* _Task prompt_:
In the records below, locate the line containing "Output a JSON", then output that line and all later lines exactly, through the last one.

* _Given records_:
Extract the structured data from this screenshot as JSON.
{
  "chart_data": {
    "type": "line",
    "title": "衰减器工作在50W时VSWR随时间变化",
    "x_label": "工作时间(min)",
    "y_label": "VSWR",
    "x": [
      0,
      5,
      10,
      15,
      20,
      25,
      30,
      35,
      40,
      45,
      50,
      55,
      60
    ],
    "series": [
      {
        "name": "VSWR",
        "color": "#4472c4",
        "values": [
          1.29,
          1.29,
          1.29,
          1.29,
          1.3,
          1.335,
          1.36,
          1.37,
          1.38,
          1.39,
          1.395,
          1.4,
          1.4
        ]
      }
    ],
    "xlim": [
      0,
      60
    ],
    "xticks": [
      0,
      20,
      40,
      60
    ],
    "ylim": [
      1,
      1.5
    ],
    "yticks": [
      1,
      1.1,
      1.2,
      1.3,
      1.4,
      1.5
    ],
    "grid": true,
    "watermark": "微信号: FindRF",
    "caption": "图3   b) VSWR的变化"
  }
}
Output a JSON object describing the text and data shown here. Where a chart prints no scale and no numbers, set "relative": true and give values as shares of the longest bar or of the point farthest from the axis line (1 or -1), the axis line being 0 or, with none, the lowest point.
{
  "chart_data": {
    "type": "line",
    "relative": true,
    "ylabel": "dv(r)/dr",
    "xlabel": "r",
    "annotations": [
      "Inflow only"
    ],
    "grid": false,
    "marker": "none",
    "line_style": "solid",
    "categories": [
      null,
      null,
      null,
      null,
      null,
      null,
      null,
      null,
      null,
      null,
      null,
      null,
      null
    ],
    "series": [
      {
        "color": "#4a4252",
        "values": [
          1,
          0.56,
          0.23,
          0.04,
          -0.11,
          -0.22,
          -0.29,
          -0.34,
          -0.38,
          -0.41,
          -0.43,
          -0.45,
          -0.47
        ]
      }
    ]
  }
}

* _Solution for this task_:
Output a JSON object describing the text and data shown here. Where a chart prints no scale and no numbers, set "relative": true and give values as shares of the longest bar or of the point farthest from the axis line (1 or -1), the axis line being 0 or, with none, the lowest point.
{
  "chart_data": {
    "type": "line",
    "relative": true,
    "ylabel": "dv(r)/dr",
    "xlabel": "r",
    "annotations": [
      "Inflow only"
    ],
    "grid": false,
    "marker": "none",
    "line_style": "solid",
    "categories": [
      null,
      null,
      null,
      null,
      null,
      null,
      null,
      null,
      null,
      null,
      null,
      null,
      null
    ],
    "series": [
      {
        "color": "#4a4252",
        "values": [
          1,
          0.56,
          0.23,
          0.04,
          -0.11,
          -0.22,
          -0.29,
          -0.34,
          -0.38,
          -0.41,
          -0.43,
          -0.45,
          -0.47
        ]
      }
    ]
  }
}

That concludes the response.